[START Records for processing]

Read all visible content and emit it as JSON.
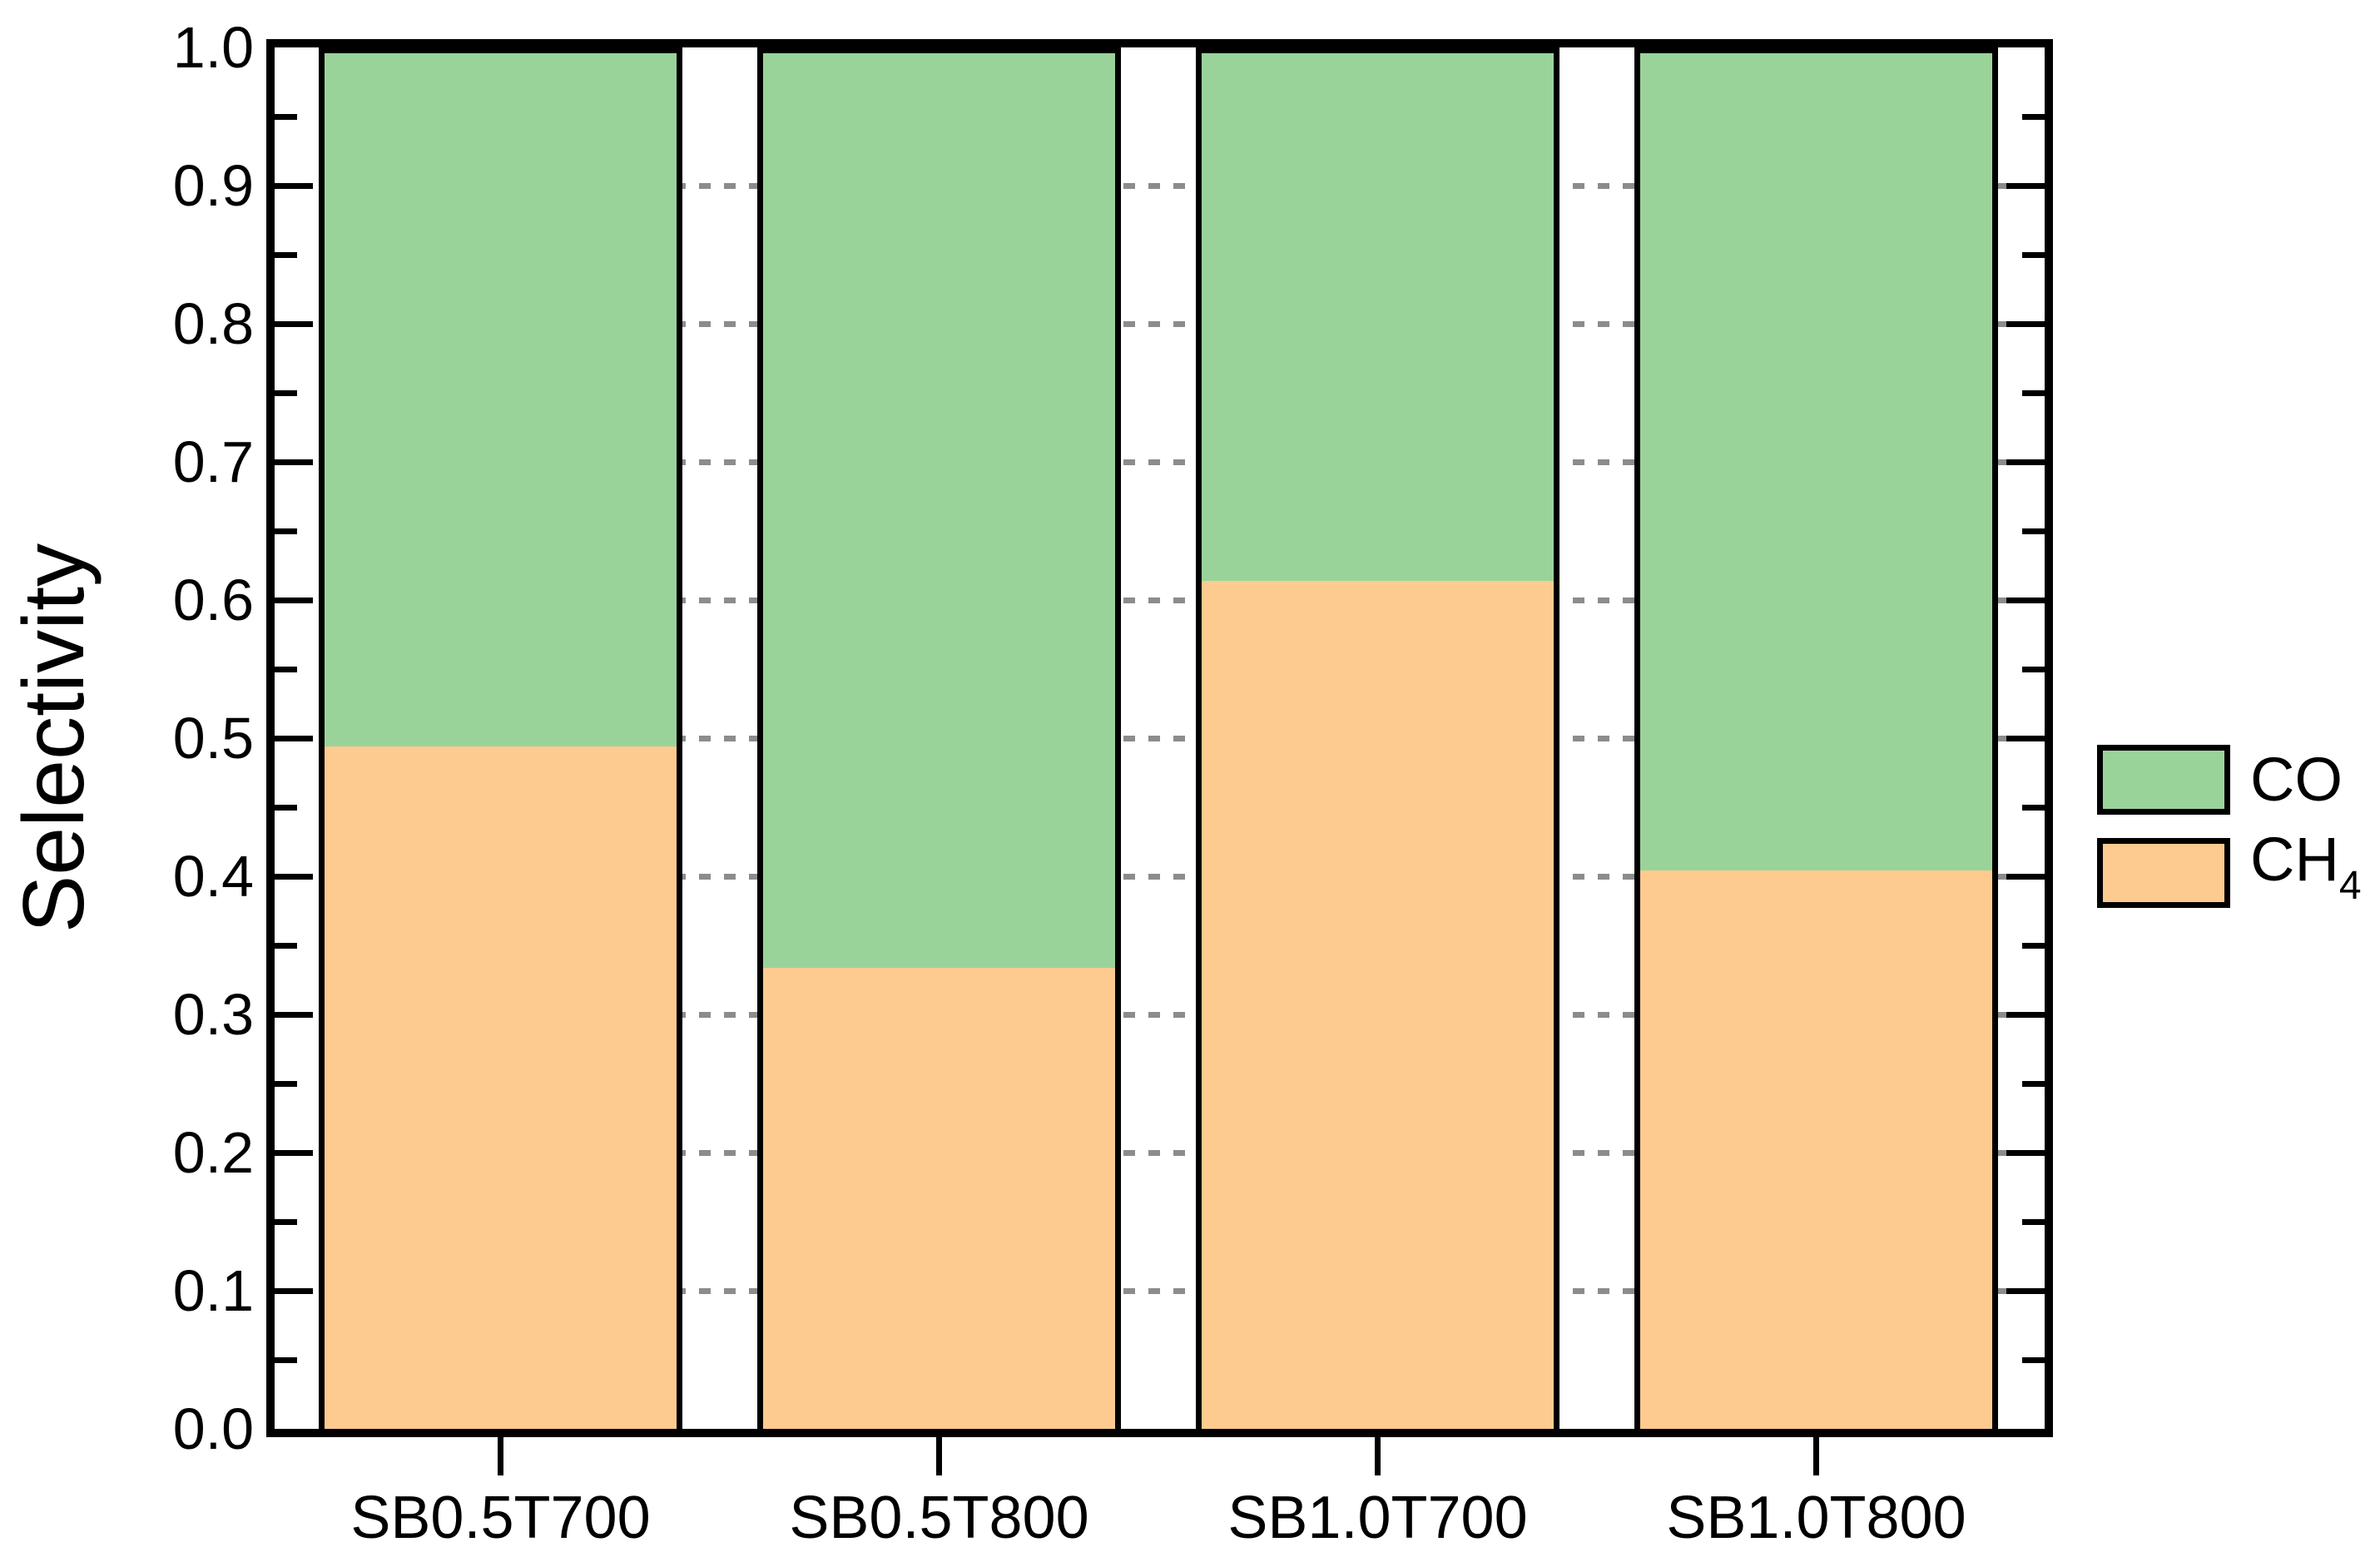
{
  "chart_data": {
    "type": "bar",
    "stacked": true,
    "title": "",
    "xlabel": "",
    "ylabel": "Selectivity",
    "ylim": [
      0.0,
      1.0
    ],
    "ytick_major_step": 0.1,
    "ytick_minor_step": 0.05,
    "ytick_labels": [
      "0.0",
      "0.1",
      "0.2",
      "0.3",
      "0.4",
      "0.5",
      "0.6",
      "0.7",
      "0.8",
      "0.9",
      "1.0"
    ],
    "categories": [
      "SB0.5T700",
      "SB0.5T800",
      "SB1.0T700",
      "SB1.0T800"
    ],
    "series": [
      {
        "name": "CH4",
        "label_text": "CH",
        "label_sub": "4",
        "color": "#FDCB8F",
        "values": [
          0.5,
          0.34,
          0.62,
          0.41
        ]
      },
      {
        "name": "CO",
        "label_text": "CO",
        "label_sub": "",
        "color": "#9AD39A",
        "values": [
          0.5,
          0.66,
          0.38,
          0.59
        ]
      }
    ],
    "legend": {
      "position": "right",
      "order_top_to_bottom": [
        "CO",
        "CH4"
      ]
    },
    "grid": {
      "show": true,
      "color": "#8C8C8C",
      "style": "dashed",
      "on_major_ticks": true
    },
    "axis_color": "#000000",
    "bar_edge_color": "#000000",
    "background": "#FFFFFF"
  }
}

[END Records for processing]

**Exercise:** Copy the data character for character, but drop all pictures from the copy.

**Result:**
Read all visible content and emit it as JSON.
{
  "chart_data": {
    "type": "bar",
    "stacked": true,
    "title": "",
    "xlabel": "",
    "ylabel": "Selectivity",
    "ylim": [
      0.0,
      1.0
    ],
    "ytick_major_step": 0.1,
    "ytick_minor_step": 0.05,
    "ytick_labels": [
      "0.0",
      "0.1",
      "0.2",
      "0.3",
      "0.4",
      "0.5",
      "0.6",
      "0.7",
      "0.8",
      "0.9",
      "1.0"
    ],
    "categories": [
      "SB0.5T700",
      "SB0.5T800",
      "SB1.0T700",
      "SB1.0T800"
    ],
    "series": [
      {
        "name": "CH4",
        "label_text": "CH",
        "label_sub": "4",
        "color": "#FDCB8F",
        "values": [
          0.5,
          0.34,
          0.62,
          0.41
        ]
      },
      {
        "name": "CO",
        "label_text": "CO",
        "label_sub": "",
        "color": "#9AD39A",
        "values": [
          0.5,
          0.66,
          0.38,
          0.59
        ]
      }
    ],
    "legend": {
      "position": "right",
      "order_top_to_bottom": [
        "CO",
        "CH4"
      ]
    },
    "grid": {
      "show": true,
      "color": "#8C8C8C",
      "style": "dashed",
      "on_major_ticks": true
    },
    "axis_color": "#000000",
    "bar_edge_color": "#000000",
    "background": "#FFFFFF"
  }
}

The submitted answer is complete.